**** Data provided ****
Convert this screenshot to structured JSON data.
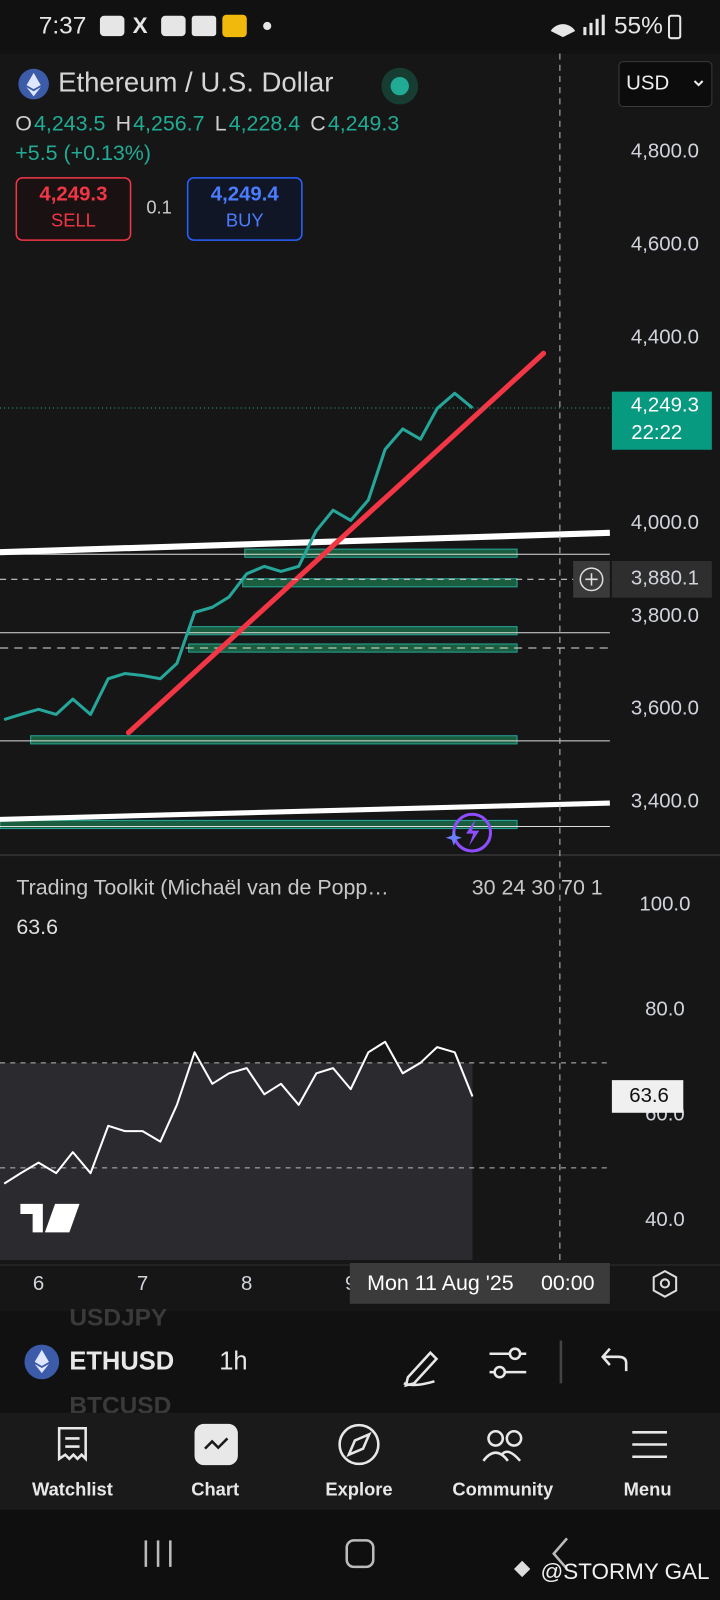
{
  "status_bar": {
    "time": "7:37",
    "battery": "55%"
  },
  "header": {
    "symbol": "Ethereum / U.S. Dollar",
    "currency": "USD",
    "ohlc": [
      {
        "key": "O",
        "value": "4,243.5"
      },
      {
        "key": "H",
        "value": "4,256.7"
      },
      {
        "key": "L",
        "value": "4,228.4"
      },
      {
        "key": "C",
        "value": "4,249.3"
      }
    ],
    "change": "+5.5 (+0.13%)",
    "sell": {
      "price": "4,249.3",
      "label": "SELL"
    },
    "quantity": "0.1",
    "buy": {
      "price": "4,249.4",
      "label": "BUY"
    }
  },
  "chart_data": [
    {
      "type": "line",
      "color": "#26a69a",
      "x": [
        5.67,
        5.83,
        6,
        6.17,
        6.33,
        6.5,
        6.67,
        6.83,
        7,
        7.17,
        7.33,
        7.5,
        7.67,
        7.83,
        8,
        8.17,
        8.33,
        8.5,
        8.67,
        8.83,
        9,
        9.17,
        9.33,
        9.5,
        9.67,
        9.83,
        10,
        10.17
      ],
      "values": [
        3578,
        3589,
        3600,
        3589,
        3622,
        3589,
        3666,
        3677,
        3673,
        3666,
        3699,
        3809,
        3820,
        3842,
        3892,
        3908,
        3897,
        3908,
        3985,
        4029,
        4007,
        4051,
        4160,
        4204,
        4182,
        4248,
        4281,
        4249.3
      ],
      "xlim": [
        5.63,
        11.49
      ],
      "xticks": [
        6,
        7,
        8,
        9
      ],
      "ylim": [
        3286,
        5013
      ],
      "yticks": [
        {
          "value": 3400,
          "label": "3,400.0"
        },
        {
          "value": 3600,
          "label": "3,600.0"
        },
        {
          "value": 3800,
          "label": "3,800.0"
        },
        {
          "value": 4000,
          "label": "4,000.0"
        },
        {
          "value": 4400,
          "label": "4,400.0"
        },
        {
          "value": 4600,
          "label": "4,600.0"
        },
        {
          "value": 4800,
          "label": "4,800.0"
        }
      ],
      "grid": false,
      "last_price": {
        "value": 4249.3,
        "label": "4,249.3",
        "countdown": "22:22"
      },
      "crosshair": {
        "value": 3880.1,
        "label": "3,880.1",
        "date": "Mon 11 Aug '25",
        "time": "00:00"
      }
    },
    {
      "type": "line",
      "color": "#ffffff",
      "title": "Trading Toolkit (Michaël van de Popp…",
      "parameters": "30 24 30 70 1",
      "value_label": "63.6",
      "x": [
        5.67,
        5.83,
        6,
        6.17,
        6.33,
        6.5,
        6.67,
        6.83,
        7,
        7.17,
        7.33,
        7.5,
        7.67,
        7.83,
        8,
        8.17,
        8.33,
        8.5,
        8.67,
        8.83,
        9,
        9.17,
        9.33,
        9.5,
        9.67,
        9.83,
        10,
        10.17
      ],
      "values": [
        47,
        49,
        51,
        49,
        53,
        49,
        58,
        57,
        57,
        55,
        62,
        72,
        66,
        68,
        69,
        64,
        66,
        62,
        68,
        69,
        65,
        72,
        74,
        68,
        70,
        73,
        72,
        63.6
      ],
      "xlim": [
        5.63,
        11.49
      ],
      "ylim": [
        31.5,
        108.2
      ],
      "yticks": [
        {
          "value": 40,
          "label": "40.0"
        },
        {
          "value": 60,
          "label": "60.0"
        },
        {
          "value": 80,
          "label": "80.0"
        },
        {
          "value": 100,
          "label": "100.0"
        }
      ],
      "levels": [
        70,
        50
      ],
      "grid": false,
      "last_value": {
        "value": 63.6,
        "label": "63.6"
      }
    }
  ],
  "toolbar": {
    "symbol": "ETHUSD",
    "interval": "1h",
    "ghost": [
      "USDJPY",
      "BTCUSD"
    ]
  },
  "nav": [
    "Watchlist",
    "Chart",
    "Explore",
    "Community",
    "Menu"
  ],
  "watermark": "@STORMY GAL"
}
****
Work required -
Transcribe the material exactly, keeping every word and none of the pictures.

Output of the exercise -
Convert this screenshot to structured JSON data.
{
  "status_bar": {
    "time": "7:37",
    "battery": "55%"
  },
  "header": {
    "symbol": "Ethereum / U.S. Dollar",
    "currency": "USD",
    "ohlc": [
      {
        "key": "O",
        "value": "4,243.5"
      },
      {
        "key": "H",
        "value": "4,256.7"
      },
      {
        "key": "L",
        "value": "4,228.4"
      },
      {
        "key": "C",
        "value": "4,249.3"
      }
    ],
    "change": "+5.5 (+0.13%)",
    "sell": {
      "price": "4,249.3",
      "label": "SELL"
    },
    "quantity": "0.1",
    "buy": {
      "price": "4,249.4",
      "label": "BUY"
    }
  },
  "chart_data": [
    {
      "type": "line",
      "color": "#26a69a",
      "x": [
        5.67,
        5.83,
        6,
        6.17,
        6.33,
        6.5,
        6.67,
        6.83,
        7,
        7.17,
        7.33,
        7.5,
        7.67,
        7.83,
        8,
        8.17,
        8.33,
        8.5,
        8.67,
        8.83,
        9,
        9.17,
        9.33,
        9.5,
        9.67,
        9.83,
        10,
        10.17
      ],
      "values": [
        3578,
        3589,
        3600,
        3589,
        3622,
        3589,
        3666,
        3677,
        3673,
        3666,
        3699,
        3809,
        3820,
        3842,
        3892,
        3908,
        3897,
        3908,
        3985,
        4029,
        4007,
        4051,
        4160,
        4204,
        4182,
        4248,
        4281,
        4249.3
      ],
      "xlim": [
        5.63,
        11.49
      ],
      "xticks": [
        6,
        7,
        8,
        9
      ],
      "ylim": [
        3286,
        5013
      ],
      "yticks": [
        {
          "value": 3400,
          "label": "3,400.0"
        },
        {
          "value": 3600,
          "label": "3,600.0"
        },
        {
          "value": 3800,
          "label": "3,800.0"
        },
        {
          "value": 4000,
          "label": "4,000.0"
        },
        {
          "value": 4400,
          "label": "4,400.0"
        },
        {
          "value": 4600,
          "label": "4,600.0"
        },
        {
          "value": 4800,
          "label": "4,800.0"
        }
      ],
      "grid": false,
      "last_price": {
        "value": 4249.3,
        "label": "4,249.3",
        "countdown": "22:22"
      },
      "crosshair": {
        "value": 3880.1,
        "label": "3,880.1",
        "date": "Mon 11 Aug '25",
        "time": "00:00"
      }
    },
    {
      "type": "line",
      "color": "#ffffff",
      "title": "Trading Toolkit (Michaël van de Popp…",
      "parameters": "30 24 30 70 1",
      "value_label": "63.6",
      "x": [
        5.67,
        5.83,
        6,
        6.17,
        6.33,
        6.5,
        6.67,
        6.83,
        7,
        7.17,
        7.33,
        7.5,
        7.67,
        7.83,
        8,
        8.17,
        8.33,
        8.5,
        8.67,
        8.83,
        9,
        9.17,
        9.33,
        9.5,
        9.67,
        9.83,
        10,
        10.17
      ],
      "values": [
        47,
        49,
        51,
        49,
        53,
        49,
        58,
        57,
        57,
        55,
        62,
        72,
        66,
        68,
        69,
        64,
        66,
        62,
        68,
        69,
        65,
        72,
        74,
        68,
        70,
        73,
        72,
        63.6
      ],
      "xlim": [
        5.63,
        11.49
      ],
      "ylim": [
        31.5,
        108.2
      ],
      "yticks": [
        {
          "value": 40,
          "label": "40.0"
        },
        {
          "value": 60,
          "label": "60.0"
        },
        {
          "value": 80,
          "label": "80.0"
        },
        {
          "value": 100,
          "label": "100.0"
        }
      ],
      "levels": [
        70,
        50
      ],
      "grid": false,
      "last_value": {
        "value": 63.6,
        "label": "63.6"
      }
    }
  ],
  "toolbar": {
    "symbol": "ETHUSD",
    "interval": "1h",
    "ghost": [
      "USDJPY",
      "BTCUSD"
    ]
  },
  "nav": [
    "Watchlist",
    "Chart",
    "Explore",
    "Community",
    "Menu"
  ],
  "watermark": "@STORMY GAL"
}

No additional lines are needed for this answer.